● Tareas a realizar
[1] Según el texto sobre la justicia en España, ¿qué requiere el trabajo jurídico descrito para ser posible?
[2] Extrae del texto sobre la justicia en España el fragmento que va desde "Como estos, hay" hasta "cambio de modelo.", ambos incluidos.

La agilización de la justicia siempre será a costa de los derechos de los ciudadanos, pero la modernización lo sería a favor de todos nosotros y, sobre todo, implicaría un auténtico proceso de democratización de una administración anclada en el siglo XIX

Como estos, hay muchos más ejemplos a través de los cuales podríamos graficar algunos de los males que afectan a la justicia en España, pero otros apuntan hacia unas formas inadecuadas de impartirla y que tienen mucho más que ver con la concepción que se tiene de lo que ha de ser la administración de justicia, quiénes han de participar en ella y cómo debe aplicarse la ley. Por eso, la solución no pasa por medidas de agilización, sino por un auténtico cambio de modelo.

Necesitamos integrar las nuevas tecnologías en el ámbito de la administración de justicia, combinarlas de manera segura con instrumentos de participación y coordinación ciudadana que permitan una mayor agilidad en su desempeño, pero, sobre todo, debemos asumir que el principal desafío modernizador pasa por el cambio de entendimiento sobre lo que ha de ser una moderna administración de justicia, cómo debe aplicarse la ley y quiénes deben participar en ello.

El trabajo jurídico, especialmente, en el ámbito judicial, requiere no solo del uso intensivo de las nuevas tecnologías, sino que, además, requiere que el mismo venga revestido de una serie de medidas de seguridad que impidan el acceso al mismo de quienes no son parte de un proceso determinado, su alteración por parte de cualquiera y, también, de una interactuación segura, eficaz, eficiente y rápida con los operadores jurídicos y con los ciudadanos. Todo ello es posible, pero requiere de voluntad política y una fuerte inversión.

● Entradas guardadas
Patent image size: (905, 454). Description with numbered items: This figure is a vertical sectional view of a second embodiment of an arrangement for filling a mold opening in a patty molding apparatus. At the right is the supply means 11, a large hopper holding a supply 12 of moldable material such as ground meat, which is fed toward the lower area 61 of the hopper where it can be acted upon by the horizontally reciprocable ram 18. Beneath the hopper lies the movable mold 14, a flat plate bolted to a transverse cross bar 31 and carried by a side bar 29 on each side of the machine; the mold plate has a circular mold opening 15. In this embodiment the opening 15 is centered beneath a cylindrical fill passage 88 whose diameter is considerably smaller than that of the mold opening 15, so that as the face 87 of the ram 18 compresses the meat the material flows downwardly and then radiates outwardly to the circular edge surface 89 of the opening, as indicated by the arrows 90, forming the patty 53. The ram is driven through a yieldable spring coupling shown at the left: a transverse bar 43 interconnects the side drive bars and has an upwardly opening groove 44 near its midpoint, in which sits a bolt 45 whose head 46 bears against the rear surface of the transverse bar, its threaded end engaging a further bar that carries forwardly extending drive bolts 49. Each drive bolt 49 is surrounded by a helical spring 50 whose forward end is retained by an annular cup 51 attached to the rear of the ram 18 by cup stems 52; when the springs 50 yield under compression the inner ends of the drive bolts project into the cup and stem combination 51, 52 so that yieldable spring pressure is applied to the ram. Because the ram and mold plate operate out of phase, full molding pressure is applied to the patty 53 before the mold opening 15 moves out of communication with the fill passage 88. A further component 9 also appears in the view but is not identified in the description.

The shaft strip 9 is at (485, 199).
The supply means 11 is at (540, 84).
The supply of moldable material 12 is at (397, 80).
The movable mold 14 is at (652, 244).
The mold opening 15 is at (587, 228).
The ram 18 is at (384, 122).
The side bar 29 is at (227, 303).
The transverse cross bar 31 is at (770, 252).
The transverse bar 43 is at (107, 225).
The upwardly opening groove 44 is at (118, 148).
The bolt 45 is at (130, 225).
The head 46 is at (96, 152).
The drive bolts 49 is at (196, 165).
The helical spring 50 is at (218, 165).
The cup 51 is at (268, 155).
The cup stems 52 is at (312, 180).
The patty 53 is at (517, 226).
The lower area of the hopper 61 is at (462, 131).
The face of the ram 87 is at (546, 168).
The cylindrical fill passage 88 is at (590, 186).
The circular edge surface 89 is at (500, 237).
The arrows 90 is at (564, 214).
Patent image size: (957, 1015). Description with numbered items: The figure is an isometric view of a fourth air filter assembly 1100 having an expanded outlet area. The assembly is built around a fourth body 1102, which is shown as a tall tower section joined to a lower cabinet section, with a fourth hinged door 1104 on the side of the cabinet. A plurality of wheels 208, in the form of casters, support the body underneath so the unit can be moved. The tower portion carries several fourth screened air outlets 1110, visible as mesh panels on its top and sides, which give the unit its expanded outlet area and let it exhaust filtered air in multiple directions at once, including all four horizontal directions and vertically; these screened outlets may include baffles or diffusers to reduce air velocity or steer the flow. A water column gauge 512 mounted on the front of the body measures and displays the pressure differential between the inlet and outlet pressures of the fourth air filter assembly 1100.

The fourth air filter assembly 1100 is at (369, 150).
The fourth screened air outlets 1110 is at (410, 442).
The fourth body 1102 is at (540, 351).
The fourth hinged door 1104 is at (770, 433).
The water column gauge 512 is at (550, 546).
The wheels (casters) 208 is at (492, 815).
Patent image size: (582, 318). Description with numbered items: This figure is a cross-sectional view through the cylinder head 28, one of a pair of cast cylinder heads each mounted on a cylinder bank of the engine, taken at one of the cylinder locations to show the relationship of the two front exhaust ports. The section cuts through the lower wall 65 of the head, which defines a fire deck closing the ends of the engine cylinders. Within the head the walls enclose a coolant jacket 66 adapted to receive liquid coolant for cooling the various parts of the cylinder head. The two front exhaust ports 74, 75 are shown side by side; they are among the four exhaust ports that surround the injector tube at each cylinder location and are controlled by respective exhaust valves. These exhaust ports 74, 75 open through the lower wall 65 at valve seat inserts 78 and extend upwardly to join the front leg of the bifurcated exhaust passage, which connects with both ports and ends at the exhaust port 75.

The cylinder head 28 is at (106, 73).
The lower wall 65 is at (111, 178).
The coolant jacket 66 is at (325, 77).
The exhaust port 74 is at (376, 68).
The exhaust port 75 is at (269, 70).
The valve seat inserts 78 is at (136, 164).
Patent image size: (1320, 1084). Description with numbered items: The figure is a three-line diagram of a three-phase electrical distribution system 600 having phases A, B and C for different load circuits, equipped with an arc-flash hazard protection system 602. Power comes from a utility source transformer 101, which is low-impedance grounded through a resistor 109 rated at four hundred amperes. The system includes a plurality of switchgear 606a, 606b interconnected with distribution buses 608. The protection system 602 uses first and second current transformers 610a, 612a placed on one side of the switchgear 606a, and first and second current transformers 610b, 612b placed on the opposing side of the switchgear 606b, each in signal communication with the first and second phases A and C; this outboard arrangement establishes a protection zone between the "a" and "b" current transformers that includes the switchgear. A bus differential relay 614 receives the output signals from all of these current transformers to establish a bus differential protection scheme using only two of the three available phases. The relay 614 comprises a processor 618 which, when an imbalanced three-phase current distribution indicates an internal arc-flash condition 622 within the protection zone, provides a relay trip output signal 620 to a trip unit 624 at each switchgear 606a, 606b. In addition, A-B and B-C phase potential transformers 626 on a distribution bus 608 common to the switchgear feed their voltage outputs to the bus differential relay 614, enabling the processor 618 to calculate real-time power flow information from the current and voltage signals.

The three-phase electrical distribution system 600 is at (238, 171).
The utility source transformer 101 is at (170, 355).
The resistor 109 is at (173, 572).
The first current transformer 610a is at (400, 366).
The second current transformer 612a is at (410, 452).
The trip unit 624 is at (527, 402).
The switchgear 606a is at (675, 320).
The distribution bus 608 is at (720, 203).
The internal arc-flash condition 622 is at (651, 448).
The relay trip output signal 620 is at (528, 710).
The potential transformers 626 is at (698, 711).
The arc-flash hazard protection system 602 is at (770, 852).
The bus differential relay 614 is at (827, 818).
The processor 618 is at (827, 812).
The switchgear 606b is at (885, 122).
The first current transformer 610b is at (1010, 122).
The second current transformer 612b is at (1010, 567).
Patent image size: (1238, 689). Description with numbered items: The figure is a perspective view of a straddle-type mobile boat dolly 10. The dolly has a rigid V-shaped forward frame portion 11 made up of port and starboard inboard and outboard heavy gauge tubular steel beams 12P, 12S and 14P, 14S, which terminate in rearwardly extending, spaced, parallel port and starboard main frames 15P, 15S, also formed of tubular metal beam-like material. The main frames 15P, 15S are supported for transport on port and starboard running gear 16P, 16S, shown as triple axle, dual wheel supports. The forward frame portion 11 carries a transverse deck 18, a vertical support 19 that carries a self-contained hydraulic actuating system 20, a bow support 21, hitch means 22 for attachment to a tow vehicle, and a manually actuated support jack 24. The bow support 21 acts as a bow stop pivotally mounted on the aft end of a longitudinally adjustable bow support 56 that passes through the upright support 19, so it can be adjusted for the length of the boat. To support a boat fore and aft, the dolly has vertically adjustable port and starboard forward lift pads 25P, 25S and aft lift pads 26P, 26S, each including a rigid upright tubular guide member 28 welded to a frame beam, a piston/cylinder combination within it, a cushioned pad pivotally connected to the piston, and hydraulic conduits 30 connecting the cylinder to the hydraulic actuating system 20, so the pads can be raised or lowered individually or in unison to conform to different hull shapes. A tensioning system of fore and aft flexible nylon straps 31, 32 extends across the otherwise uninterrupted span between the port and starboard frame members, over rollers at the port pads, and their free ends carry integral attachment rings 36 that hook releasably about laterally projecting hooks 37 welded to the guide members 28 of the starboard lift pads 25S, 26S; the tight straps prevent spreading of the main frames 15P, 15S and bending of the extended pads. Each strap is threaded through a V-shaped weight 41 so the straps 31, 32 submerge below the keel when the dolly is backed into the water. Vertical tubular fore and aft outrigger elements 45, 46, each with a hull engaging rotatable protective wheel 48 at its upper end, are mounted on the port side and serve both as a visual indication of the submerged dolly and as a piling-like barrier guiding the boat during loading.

● Lista de soluciones
[1] Requiere voluntad política y una fuerte inversión.

[2]
Como estos, hay muchos más ejemplos a través de los cuales podríamos graficar algunos de los males que afectan a la justicia en España, pero otros apuntan hacia unas formas inadecuadas de impartirla y que tienen mucho más que ver con la concepción que se tiene de lo que ha de ser la administración de justicia, quiénes han de participar en ella y cómo debe aplicarse la ley. Por eso, la solución no pasa por medidas de agilización, sino por un auténtico cambio de modelo.